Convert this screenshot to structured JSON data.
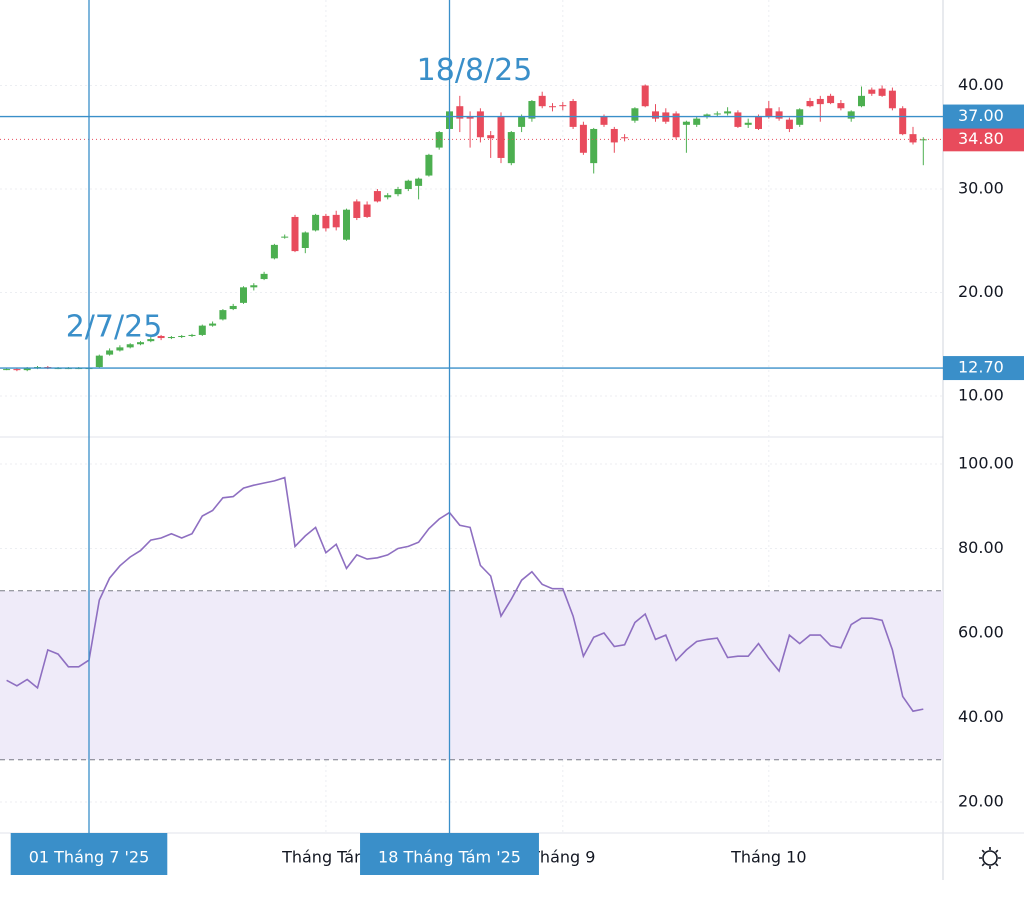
{
  "chart_data": [
    {
      "type": "candlestick",
      "categories": [
        null,
        null,
        null,
        null,
        null,
        null,
        null,
        null,
        "01 Tháng 7 '25",
        null,
        null,
        null,
        null,
        null,
        null,
        null,
        null,
        null,
        null,
        null,
        null,
        null,
        null,
        null,
        null,
        null,
        null,
        null,
        null,
        null,
        null,
        "Tháng Tám",
        null,
        null,
        null,
        null,
        null,
        null,
        null,
        null,
        null,
        null,
        null,
        "18 Tháng Tám '25",
        null,
        null,
        null,
        null,
        null,
        null,
        null,
        null,
        null,
        null,
        "Tháng 9",
        null,
        null,
        null,
        null,
        null,
        null,
        null,
        null,
        null,
        null,
        null,
        null,
        null,
        null,
        null,
        null,
        null,
        null,
        null,
        "Tháng 10",
        null,
        null,
        null,
        null,
        null,
        null,
        null,
        null,
        null,
        null,
        null,
        null,
        null,
        null,
        null
      ],
      "open": [
        12.6,
        12.6,
        12.5,
        12.7,
        12.8,
        12.7,
        12.7,
        12.7,
        12.7,
        12.8,
        14.0,
        14.4,
        14.7,
        15.0,
        15.3,
        15.8,
        15.6,
        15.7,
        15.8,
        15.9,
        16.8,
        17.4,
        18.4,
        19.0,
        20.5,
        21.3,
        23.3,
        25.3,
        27.3,
        24.3,
        26.0,
        27.4,
        27.5,
        25.1,
        28.8,
        28.5,
        29.8,
        29.2,
        29.5,
        30.0,
        30.3,
        31.3,
        34.0,
        35.8,
        38.0,
        37.0,
        37.5,
        35.2,
        37.0,
        32.5,
        36.0,
        36.8,
        39.0,
        38.0,
        38.1,
        38.5,
        36.2,
        32.5,
        37.0,
        35.8,
        35.0,
        36.6,
        40.0,
        37.5,
        37.4,
        37.3,
        36.2,
        36.2,
        37.0,
        37.2,
        37.3,
        37.4,
        36.2,
        37.0,
        37.8,
        37.5,
        36.7,
        36.2,
        38.5,
        38.7,
        39.0,
        38.3,
        36.8,
        38.0,
        39.6,
        39.7,
        39.5,
        37.8,
        35.3,
        34.8
      ],
      "high": [
        12.7,
        12.7,
        12.8,
        12.9,
        12.9,
        12.8,
        12.8,
        12.8,
        12.8,
        14.0,
        14.6,
        14.9,
        15.1,
        15.3,
        15.7,
        15.9,
        15.8,
        15.9,
        16.0,
        16.9,
        17.2,
        18.4,
        18.9,
        20.6,
        20.9,
        22.0,
        24.7,
        25.6,
        27.5,
        25.9,
        27.6,
        27.6,
        27.9,
        28.1,
        29.0,
        28.8,
        30.0,
        29.6,
        30.2,
        30.9,
        31.1,
        33.4,
        35.6,
        37.6,
        39.0,
        37.5,
        37.8,
        35.6,
        37.4,
        35.6,
        37.2,
        38.6,
        39.4,
        38.3,
        38.4,
        38.7,
        36.5,
        35.9,
        37.2,
        36.0,
        35.3,
        37.9,
        40.1,
        38.2,
        37.8,
        37.5,
        36.6,
        37.0,
        37.3,
        37.5,
        37.9,
        37.6,
        36.8,
        37.2,
        38.5,
        37.9,
        36.9,
        37.8,
        38.8,
        39.0,
        39.2,
        38.6,
        37.6,
        39.9,
        39.8,
        40.0,
        39.8,
        38.0,
        36.0,
        35.0
      ],
      "low": [
        12.5,
        12.4,
        12.4,
        12.6,
        12.6,
        12.6,
        12.6,
        12.6,
        12.6,
        12.7,
        13.9,
        14.3,
        14.6,
        14.9,
        15.2,
        15.4,
        15.5,
        15.6,
        15.7,
        15.8,
        16.7,
        17.3,
        18.3,
        18.9,
        20.2,
        21.2,
        23.2,
        25.2,
        23.9,
        23.8,
        25.9,
        25.9,
        26.0,
        25.0,
        27.0,
        27.2,
        28.7,
        29.0,
        29.3,
        29.8,
        29.0,
        31.2,
        33.8,
        35.7,
        35.5,
        34.0,
        34.5,
        33.0,
        32.5,
        32.3,
        35.5,
        36.5,
        37.8,
        37.5,
        37.6,
        35.8,
        33.3,
        31.5,
        36.0,
        33.5,
        34.6,
        36.4,
        37.9,
        36.5,
        36.3,
        34.8,
        33.5,
        36.0,
        36.8,
        37.0,
        37.1,
        35.9,
        35.9,
        35.7,
        36.8,
        36.6,
        35.5,
        36.0,
        37.9,
        36.5,
        38.2,
        37.6,
        36.5,
        37.9,
        39.0,
        38.9,
        37.6,
        35.2,
        34.3,
        32.3
      ],
      "close": [
        12.6,
        12.5,
        12.7,
        12.8,
        12.7,
        12.7,
        12.7,
        12.7,
        12.7,
        13.9,
        14.4,
        14.7,
        15.0,
        15.2,
        15.5,
        15.6,
        15.7,
        15.8,
        15.9,
        16.8,
        17.0,
        18.3,
        18.7,
        20.5,
        20.7,
        21.8,
        24.6,
        25.4,
        24.0,
        25.8,
        27.5,
        26.2,
        26.3,
        28.0,
        27.2,
        27.3,
        28.8,
        29.4,
        30.0,
        30.8,
        31.0,
        33.3,
        35.5,
        37.5,
        36.8,
        36.8,
        35.0,
        34.9,
        33.0,
        35.5,
        37.0,
        38.5,
        38.0,
        37.9,
        38.0,
        36.0,
        33.5,
        35.8,
        36.2,
        34.5,
        34.9,
        37.8,
        38.0,
        36.8,
        36.5,
        35.0,
        36.5,
        36.8,
        37.2,
        37.3,
        37.5,
        36.0,
        36.4,
        35.8,
        37.0,
        36.8,
        35.8,
        37.7,
        38.0,
        38.2,
        38.3,
        37.8,
        37.5,
        39.0,
        39.2,
        39.0,
        37.8,
        35.3,
        34.5,
        34.8
      ],
      "up_color": "#4caf50",
      "down_color": "#e84b5c",
      "ylim": [
        6.04,
        48.26
      ],
      "yticks": [
        {
          "value": 10,
          "label": "10.00"
        },
        {
          "value": 20,
          "label": "20.00"
        },
        {
          "value": 30,
          "label": "30.00"
        },
        {
          "value": 40,
          "label": "40.00"
        }
      ],
      "grid": true,
      "line_color": "#3a8fc9",
      "hlines": [
        {
          "value": 37,
          "label": "37.00"
        },
        {
          "value": 12.7,
          "label": "12.70"
        }
      ],
      "last_price": {
        "value": 34.8,
        "label": "34.80",
        "color": "#e84b5c"
      },
      "markers": [
        {
          "category": "01 Tháng 7 '25",
          "text": "2/7/25"
        },
        {
          "category": "18 Tháng Tám '25",
          "text": "18/8/25"
        }
      ]
    },
    {
      "type": "line",
      "values": [
        48.8,
        47.5,
        49,
        47,
        56,
        55,
        52,
        52,
        53.6,
        67.8,
        73,
        75.9,
        78,
        79.5,
        82,
        82.5,
        83.5,
        82.5,
        83.5,
        87.7,
        89,
        92,
        92.3,
        94.3,
        95,
        95.5,
        96,
        96.8,
        80.5,
        83,
        85,
        79,
        81,
        75.3,
        78.5,
        77.5,
        77.8,
        78.5,
        80,
        80.5,
        81.5,
        84.7,
        87,
        88.5,
        85.5,
        85,
        76,
        73.5,
        64,
        68,
        72.5,
        74.5,
        71.5,
        70.5,
        70.5,
        64,
        54.5,
        59,
        60,
        56.8,
        57.2,
        62.5,
        64.5,
        58.5,
        59.5,
        53.5,
        56,
        58,
        58.5,
        58.8,
        54.2,
        54.5,
        54.5,
        57.5,
        54,
        51,
        59.5,
        57.5,
        59.5,
        59.5,
        57,
        56.5,
        62,
        63.5,
        63.5,
        63,
        56,
        45,
        41.5,
        42
      ],
      "color": "#8e6fc1",
      "ylim": [
        12.66,
        106.4
      ],
      "yticks": [
        {
          "value": 20,
          "label": "20.00"
        },
        {
          "value": 40,
          "label": "40.00"
        },
        {
          "value": 60,
          "label": "60.00"
        },
        {
          "value": 80,
          "label": "80.00"
        },
        {
          "value": 100,
          "label": "100.00"
        }
      ],
      "grid": true,
      "band": [
        30,
        70
      ],
      "band_color": "#efebf9"
    }
  ]
}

▸ WHAT YOU ARE ASKED TO DO
Identify every line above with the string "Tháng" in it. Copy those lines.

▸ SOLVED EXERCISE
        "01 Tháng 7 '25",
        "Tháng Tám",
        "18 Tháng Tám '25",
        "Tháng 9",
        "Tháng 10",
          "category": "01 Tháng 7 '25",
          "category": "18 Tháng Tám '25",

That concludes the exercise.